- Directive:
Return each line containing the string "Hiomanauhat".

- Records from a data source:
-- START --
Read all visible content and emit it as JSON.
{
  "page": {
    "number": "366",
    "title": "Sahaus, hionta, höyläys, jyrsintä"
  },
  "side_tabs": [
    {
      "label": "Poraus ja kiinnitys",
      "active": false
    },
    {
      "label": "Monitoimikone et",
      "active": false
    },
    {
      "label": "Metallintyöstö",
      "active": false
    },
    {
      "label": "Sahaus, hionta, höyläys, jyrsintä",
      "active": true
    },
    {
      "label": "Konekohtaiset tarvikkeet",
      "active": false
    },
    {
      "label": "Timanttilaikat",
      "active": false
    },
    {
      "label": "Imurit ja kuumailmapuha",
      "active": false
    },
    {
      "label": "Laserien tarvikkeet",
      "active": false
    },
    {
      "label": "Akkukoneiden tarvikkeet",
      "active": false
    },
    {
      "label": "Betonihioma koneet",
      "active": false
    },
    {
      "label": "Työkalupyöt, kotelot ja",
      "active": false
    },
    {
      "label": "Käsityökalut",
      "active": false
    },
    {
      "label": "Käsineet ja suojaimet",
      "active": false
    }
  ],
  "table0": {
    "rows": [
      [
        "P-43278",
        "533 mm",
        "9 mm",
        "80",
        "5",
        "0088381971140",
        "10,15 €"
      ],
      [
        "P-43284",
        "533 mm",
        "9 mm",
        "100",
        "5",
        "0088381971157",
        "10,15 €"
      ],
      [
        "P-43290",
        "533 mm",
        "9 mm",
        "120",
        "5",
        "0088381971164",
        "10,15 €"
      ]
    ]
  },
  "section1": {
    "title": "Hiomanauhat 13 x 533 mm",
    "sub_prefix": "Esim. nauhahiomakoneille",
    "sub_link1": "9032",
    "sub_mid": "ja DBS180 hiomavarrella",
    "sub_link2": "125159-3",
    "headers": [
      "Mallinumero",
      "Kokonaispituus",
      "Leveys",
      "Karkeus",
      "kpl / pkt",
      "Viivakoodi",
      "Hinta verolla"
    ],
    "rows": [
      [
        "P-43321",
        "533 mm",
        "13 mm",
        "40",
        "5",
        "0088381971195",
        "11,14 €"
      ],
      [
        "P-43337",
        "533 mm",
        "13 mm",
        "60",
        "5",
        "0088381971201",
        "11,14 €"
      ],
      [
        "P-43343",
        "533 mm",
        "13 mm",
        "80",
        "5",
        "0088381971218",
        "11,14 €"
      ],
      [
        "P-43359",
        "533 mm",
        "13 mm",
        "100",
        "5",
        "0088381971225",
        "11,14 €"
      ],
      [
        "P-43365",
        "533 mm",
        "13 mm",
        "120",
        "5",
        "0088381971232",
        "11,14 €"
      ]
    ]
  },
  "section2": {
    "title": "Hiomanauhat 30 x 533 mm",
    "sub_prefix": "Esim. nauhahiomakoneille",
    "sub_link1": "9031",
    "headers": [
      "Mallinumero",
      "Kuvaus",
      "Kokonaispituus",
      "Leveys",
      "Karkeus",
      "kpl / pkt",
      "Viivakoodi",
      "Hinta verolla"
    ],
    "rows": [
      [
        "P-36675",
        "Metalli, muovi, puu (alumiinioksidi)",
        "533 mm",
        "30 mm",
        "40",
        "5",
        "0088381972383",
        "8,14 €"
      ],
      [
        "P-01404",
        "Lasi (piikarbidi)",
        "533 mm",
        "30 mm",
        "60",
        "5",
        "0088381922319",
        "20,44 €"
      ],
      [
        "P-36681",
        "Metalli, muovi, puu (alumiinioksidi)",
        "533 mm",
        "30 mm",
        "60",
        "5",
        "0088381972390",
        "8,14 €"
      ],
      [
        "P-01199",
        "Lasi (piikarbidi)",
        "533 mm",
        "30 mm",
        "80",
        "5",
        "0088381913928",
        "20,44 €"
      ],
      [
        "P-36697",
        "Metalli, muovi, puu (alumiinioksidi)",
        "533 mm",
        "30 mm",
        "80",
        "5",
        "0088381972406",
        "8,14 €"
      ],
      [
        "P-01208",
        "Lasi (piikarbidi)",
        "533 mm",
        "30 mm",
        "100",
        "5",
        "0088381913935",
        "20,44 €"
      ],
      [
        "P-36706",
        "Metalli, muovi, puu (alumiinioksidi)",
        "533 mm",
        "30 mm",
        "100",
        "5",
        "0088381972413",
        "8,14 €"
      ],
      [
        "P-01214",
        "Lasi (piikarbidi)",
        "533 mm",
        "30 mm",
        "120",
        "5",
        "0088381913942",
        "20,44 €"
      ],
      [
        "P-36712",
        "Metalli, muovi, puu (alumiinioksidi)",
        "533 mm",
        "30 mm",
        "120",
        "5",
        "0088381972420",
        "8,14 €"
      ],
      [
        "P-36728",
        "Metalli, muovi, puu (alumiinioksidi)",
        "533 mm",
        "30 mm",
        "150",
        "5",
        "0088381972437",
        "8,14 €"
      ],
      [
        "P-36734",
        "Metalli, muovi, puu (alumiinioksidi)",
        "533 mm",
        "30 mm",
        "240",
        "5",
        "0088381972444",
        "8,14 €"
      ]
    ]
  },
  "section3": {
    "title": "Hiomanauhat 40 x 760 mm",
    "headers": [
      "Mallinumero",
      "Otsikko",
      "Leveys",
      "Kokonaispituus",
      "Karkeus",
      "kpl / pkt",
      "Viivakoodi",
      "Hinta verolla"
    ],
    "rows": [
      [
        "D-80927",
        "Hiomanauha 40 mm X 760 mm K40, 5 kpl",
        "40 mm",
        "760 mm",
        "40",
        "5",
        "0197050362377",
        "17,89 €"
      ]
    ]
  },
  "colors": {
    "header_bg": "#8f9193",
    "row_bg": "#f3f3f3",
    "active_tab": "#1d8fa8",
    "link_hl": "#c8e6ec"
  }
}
-- END --
- Task response:
    "title": "Hiomanauhat 13 x 533 mm",
    "title": "Hiomanauhat 30 x 533 mm",
    "title": "Hiomanauhat 40 x 760 mm",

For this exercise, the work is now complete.